[Directions] Write the data out again in full, with no departure from the original.

[Stored dataset items]
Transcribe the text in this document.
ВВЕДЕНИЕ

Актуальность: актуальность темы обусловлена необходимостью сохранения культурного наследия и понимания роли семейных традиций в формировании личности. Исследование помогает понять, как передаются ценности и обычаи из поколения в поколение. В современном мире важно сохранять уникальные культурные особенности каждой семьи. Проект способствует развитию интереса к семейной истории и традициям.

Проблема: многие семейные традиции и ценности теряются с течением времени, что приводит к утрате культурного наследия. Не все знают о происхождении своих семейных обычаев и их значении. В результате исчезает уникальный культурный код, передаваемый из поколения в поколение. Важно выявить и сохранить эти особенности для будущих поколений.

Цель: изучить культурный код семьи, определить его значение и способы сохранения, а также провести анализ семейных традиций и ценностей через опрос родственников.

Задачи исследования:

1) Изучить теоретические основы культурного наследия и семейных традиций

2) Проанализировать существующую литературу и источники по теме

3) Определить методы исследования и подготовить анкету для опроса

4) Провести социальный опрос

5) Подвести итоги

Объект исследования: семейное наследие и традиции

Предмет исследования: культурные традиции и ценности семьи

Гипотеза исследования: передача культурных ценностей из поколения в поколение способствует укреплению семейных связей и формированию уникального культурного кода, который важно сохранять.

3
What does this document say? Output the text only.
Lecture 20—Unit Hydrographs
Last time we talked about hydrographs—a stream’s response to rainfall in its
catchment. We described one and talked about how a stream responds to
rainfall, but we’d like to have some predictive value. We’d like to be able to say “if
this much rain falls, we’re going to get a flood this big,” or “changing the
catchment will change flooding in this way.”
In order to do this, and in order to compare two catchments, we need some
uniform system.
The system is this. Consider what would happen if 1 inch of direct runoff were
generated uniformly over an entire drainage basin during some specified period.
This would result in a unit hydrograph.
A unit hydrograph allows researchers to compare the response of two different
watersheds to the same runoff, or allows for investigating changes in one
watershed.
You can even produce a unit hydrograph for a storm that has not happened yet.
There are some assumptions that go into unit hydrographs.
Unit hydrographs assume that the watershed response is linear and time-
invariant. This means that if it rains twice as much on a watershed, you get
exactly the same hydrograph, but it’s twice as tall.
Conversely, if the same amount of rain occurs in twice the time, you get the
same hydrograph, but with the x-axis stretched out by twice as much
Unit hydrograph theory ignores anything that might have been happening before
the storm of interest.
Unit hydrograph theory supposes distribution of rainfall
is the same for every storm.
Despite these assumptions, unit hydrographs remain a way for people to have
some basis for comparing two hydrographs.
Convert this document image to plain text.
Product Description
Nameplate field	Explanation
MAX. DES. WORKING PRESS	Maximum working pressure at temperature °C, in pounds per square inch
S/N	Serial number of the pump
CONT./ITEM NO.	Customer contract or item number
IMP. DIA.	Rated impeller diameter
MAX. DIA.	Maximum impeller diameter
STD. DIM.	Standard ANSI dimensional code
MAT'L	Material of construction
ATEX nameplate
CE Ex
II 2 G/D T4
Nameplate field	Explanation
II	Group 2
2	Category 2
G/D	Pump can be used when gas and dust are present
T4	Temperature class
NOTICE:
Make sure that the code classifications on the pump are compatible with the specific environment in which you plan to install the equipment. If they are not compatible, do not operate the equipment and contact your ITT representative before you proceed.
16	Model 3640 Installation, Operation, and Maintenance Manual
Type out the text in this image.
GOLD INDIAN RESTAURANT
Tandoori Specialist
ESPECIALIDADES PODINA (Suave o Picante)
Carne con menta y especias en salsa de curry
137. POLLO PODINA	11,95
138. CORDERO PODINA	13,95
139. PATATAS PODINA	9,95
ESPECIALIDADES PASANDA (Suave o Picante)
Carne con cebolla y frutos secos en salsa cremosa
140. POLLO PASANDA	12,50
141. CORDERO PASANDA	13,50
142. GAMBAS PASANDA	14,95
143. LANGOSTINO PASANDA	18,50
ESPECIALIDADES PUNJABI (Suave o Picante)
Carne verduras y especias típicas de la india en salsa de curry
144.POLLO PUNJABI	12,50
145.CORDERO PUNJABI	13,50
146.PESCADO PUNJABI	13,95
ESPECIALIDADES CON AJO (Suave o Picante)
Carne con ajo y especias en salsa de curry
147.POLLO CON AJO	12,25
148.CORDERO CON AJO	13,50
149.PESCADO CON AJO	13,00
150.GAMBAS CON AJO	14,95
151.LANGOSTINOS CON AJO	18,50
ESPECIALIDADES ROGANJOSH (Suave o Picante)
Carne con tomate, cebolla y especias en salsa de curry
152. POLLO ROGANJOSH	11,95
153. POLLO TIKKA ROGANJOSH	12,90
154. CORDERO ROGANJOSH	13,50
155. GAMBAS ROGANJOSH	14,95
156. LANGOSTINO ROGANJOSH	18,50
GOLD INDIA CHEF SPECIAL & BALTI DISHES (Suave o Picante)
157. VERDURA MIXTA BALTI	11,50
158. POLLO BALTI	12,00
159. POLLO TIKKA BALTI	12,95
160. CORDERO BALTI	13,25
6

[Expected answer]
Transcribe the text in this document.
ВВЕДЕНИЕ

Актуальность: актуальность темы обусловлена необходимостью сохранения культурного наследия и понимания роли семейных традиций в формировании личности. Исследование помогает понять, как передаются ценности и обычаи из поколения в поколение. В современном мире важно сохранять уникальные культурные особенности каждой семьи. Проект способствует развитию интереса к семейной истории и традициям.

Проблема: многие семейные традиции и ценности теряются с течением времени, что приводит к утрате культурного наследия. Не все знают о происхождении своих семейных обычаев и их значении. В результате исчезает уникальный культурный код, передаваемый из поколения в поколение. Важно выявить и сохранить эти особенности для будущих поколений.

Цель: изучить культурный код семьи, определить его значение и способы сохранения, а также провести анализ семейных традиций и ценностей через опрос родственников.

Задачи исследования:

1) Изучить теоретические основы культурного наследия и семейных традиций

2) Проанализировать существующую литературу и источники по теме

3) Определить методы исследования и подготовить анкету для опроса

4) Провести социальный опрос

5) Подвести итоги

Объект исследования: семейное наследие и традиции

Предмет исследования: культурные традиции и ценности семьи

Гипотеза исследования: передача культурных ценностей из поколения в поколение способствует укреплению семейных связей и формированию уникального культурного кода, который важно сохранять.

3
What does this document say? Output the text only.
Lecture 20—Unit Hydrographs
Last time we talked about hydrographs—a stream’s response to rainfall in its
catchment. We described one and talked about how a stream responds to
rainfall, but we’d like to have some predictive value. We’d like to be able to say “if
this much rain falls, we’re going to get a flood this big,” or “changing the
catchment will change flooding in this way.”
In order to do this, and in order to compare two catchments, we need some
uniform system.
The system is this. Consider what would happen if 1 inch of direct runoff were
generated uniformly over an entire drainage basin during some specified period.
This would result in a unit hydrograph.
A unit hydrograph allows researchers to compare the response of two different
watersheds to the same runoff, or allows for investigating changes in one
watershed.
You can even produce a unit hydrograph for a storm that has not happened yet.
There are some assumptions that go into unit hydrographs.
Unit hydrographs assume that the watershed response is linear and time-
invariant. This means that if it rains twice as much on a watershed, you get
exactly the same hydrograph, but it’s twice as tall.
Conversely, if the same amount of rain occurs in twice the time, you get the
same hydrograph, but with the x-axis stretched out by twice as much
Unit hydrograph theory ignores anything that might have been happening before
the storm of interest.
Unit hydrograph theory supposes distribution of rainfall
is the same for every storm.
Despite these assumptions, unit hydrographs remain a way for people to have
some basis for comparing two hydrographs.
Convert this document image to plain text.
Product Description
Nameplate field	Explanation
MAX. DES. WORKING PRESS	Maximum working pressure at temperature °C, in pounds per square inch
S/N	Serial number of the pump
CONT./ITEM NO.	Customer contract or item number
IMP. DIA.	Rated impeller diameter
MAX. DIA.	Maximum impeller diameter
STD. DIM.	Standard ANSI dimensional code
MAT'L	Material of construction
ATEX nameplate
CE Ex
II 2 G/D T4
Nameplate field	Explanation
II	Group 2
2	Category 2
G/D	Pump can be used when gas and dust are present
T4	Temperature class
NOTICE:
Make sure that the code classifications on the pump are compatible with the specific environment in which you plan to install the equipment. If they are not compatible, do not operate the equipment and contact your ITT representative before you proceed.
16	Model 3640 Installation, Operation, and Maintenance Manual
Type out the text in this image.
GOLD INDIAN RESTAURANT
Tandoori Specialist
ESPECIALIDADES PODINA (Suave o Picante)
Carne con menta y especias en salsa de curry
137. POLLO PODINA	11,95
138. CORDERO PODINA	13,95
139. PATATAS PODINA	9,95
ESPECIALIDADES PASANDA (Suave o Picante)
Carne con cebolla y frutos secos en salsa cremosa
140. POLLO PASANDA	12,50
141. CORDERO PASANDA	13,50
142. GAMBAS PASANDA	14,95
143. LANGOSTINO PASANDA	18,50
ESPECIALIDADES PUNJABI (Suave o Picante)
Carne verduras y especias típicas de la india en salsa de curry
144.POLLO PUNJABI	12,50
145.CORDERO PUNJABI	13,50
146.PESCADO PUNJABI	13,95
ESPECIALIDADES CON AJO (Suave o Picante)
Carne con ajo y especias en salsa de curry
147.POLLO CON AJO	12,25
148.CORDERO CON AJO	13,50
149.PESCADO CON AJO	13,00
150.GAMBAS CON AJO	14,95
151.LANGOSTINOS CON AJO	18,50
ESPECIALIDADES ROGANJOSH (Suave o Picante)
Carne con tomate, cebolla y especias en salsa de curry
152. POLLO ROGANJOSH	11,95
153. POLLO TIKKA ROGANJOSH	12,90
154. CORDERO ROGANJOSH	13,50
155. GAMBAS ROGANJOSH	14,95
156. LANGOSTINO ROGANJOSH	18,50
GOLD INDIA CHEF SPECIAL & BALTI DISHES (Suave o Picante)
157. VERDURA MIXTA BALTI	11,50
158. POLLO BALTI	12,00
159. POLLO TIKKA BALTI	12,95
160. CORDERO BALTI	13,25
6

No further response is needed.